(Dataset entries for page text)
=====

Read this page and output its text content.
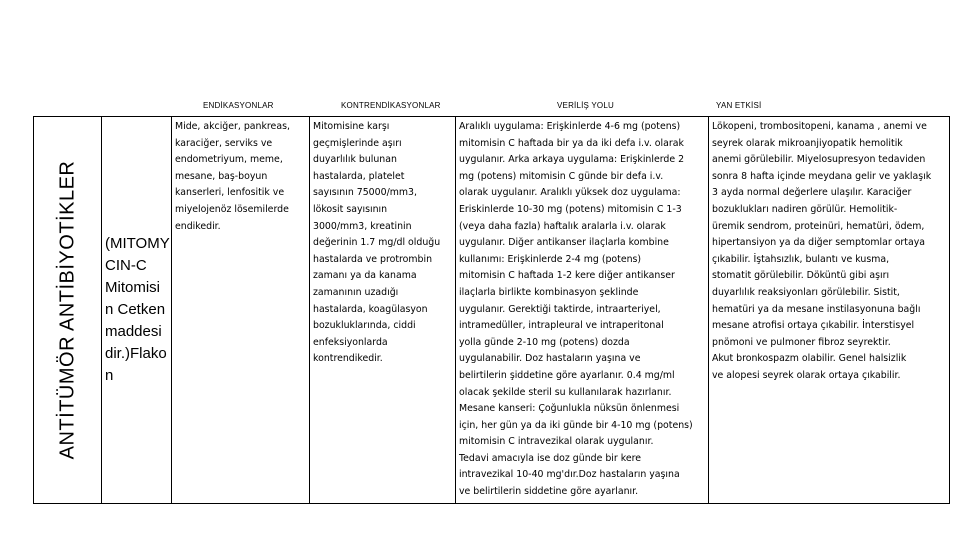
ENDİKASYONLAR	KONTRENDİKASYONLAR	VERİLİŞ YOLU	YAN ETKİSİ
ANTİTÜMÖR ANTİBİYOTİKLER	(MITOMY
CIN-C
Mitomisi
n Cetken
maddesi
dir.)Flako
n

Mide, akciğer, pankreas,
karaciğer, serviks ve
endometriyum, meme,
mesane, baş-boyun
kanserleri, lenfositik ve
miyelojenöz lösemilerde
endikedir.

Mitomisine karşı
geçmişlerinde aşırı
duyarlılık bulunan
hastalarda, platelet
sayısının 75000/mm3,
lökosit sayısının
3000/mm3, kreatinin
değerinin 1.7 mg/dl olduğu
hastalarda ve protrombin
zamanı ya da kanama
zamanının uzadığı
hastalarda, koagülasyon
bozukluklarında, ciddi
enfeksiyonlarda
kontrendikedir.

Aralıklı uygulama: Erişkinlerde 4-6 mg (potens)
mitomisin C haftada bir ya da iki defa i.v. olarak
uygulanır. Arka arkaya uygulama: Erişkinlerde 2
mg (potens) mitomisin C günde bir defa i.v.
olarak uygulanır. Aralıklı yüksek doz uygulama:
Eriskinlerde 10-30 mg (potens) mitomisin C 1-3
(veya daha fazla) haftalık aralarla i.v. olarak
uygulanır. Diğer antikanser ilaçlarla kombine
kullanımı: Erişkinlerde 2-4 mg (potens)
mitomisin C haftada 1-2 kere diğer antikanser
ilaçlarla birlikte kombinasyon şeklinde
uygulanır. Gerektiği taktirde, intraarteriyel,
intramedüller, intrapleural ve intraperitonal
yolla günde 2-10 mg (potens) dozda
uygulanabilir. Doz hastaların yaşına ve
belirtilerin şiddetine göre ayarlanır. 0.4 mg/ml
olacak şekilde steril su kullanılarak hazırlanır.
Mesane kanseri: Çoğunlukla nüksün önlenmesi
için, her gün ya da iki günde bir 4-10 mg (potens)
mitomisin C intravezikal olarak uygulanır.
Tedavi amacıyla ise doz günde bir kere
intravezikal 10-40 mg'dır.Doz hastaların yaşına
ve belirtilerin siddetine göre ayarlanır.

Lökopeni, trombositopeni, kanama , anemi ve
seyrek olarak mikroanjiyopatik hemolitik
anemi görülebilir. Miyelosupresyon tedaviden
sonra 8 hafta içinde meydana gelir ve yaklaşık
3 ayda normal değerlere ulaşılır. Karaciğer
bozuklukları nadiren görülür. Hemolitik-
üremik sendrom, proteinüri, hematüri, ödem,
hipertansiyon ya da diğer semptomlar ortaya
çıkabilir. İştahsızlık, bulantı ve kusma,
stomatit görülebilir. Döküntü gibi aşırı
duyarlılık reaksiyonları görülebilir. Sistit,
hematüri ya da mesane instilasyonuna bağlı
mesane atrofisi ortaya çıkabilir. İnterstisyel
pnömoni ve pulmoner fibroz seyrektir.
Akut bronkospazm olabilir. Genel halsizlik
ve alopesi seyrek olarak ortaya çıkabilir.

=====

What the task requires »
Among the lines of the data, find every one that holds "Aralıklı" and copy it.

Task output »
Aralıklı uygulama: Erişkinlerde 4-6 mg (potens)
olarak uygulanır. Aralıklı yüksek doz uygulama:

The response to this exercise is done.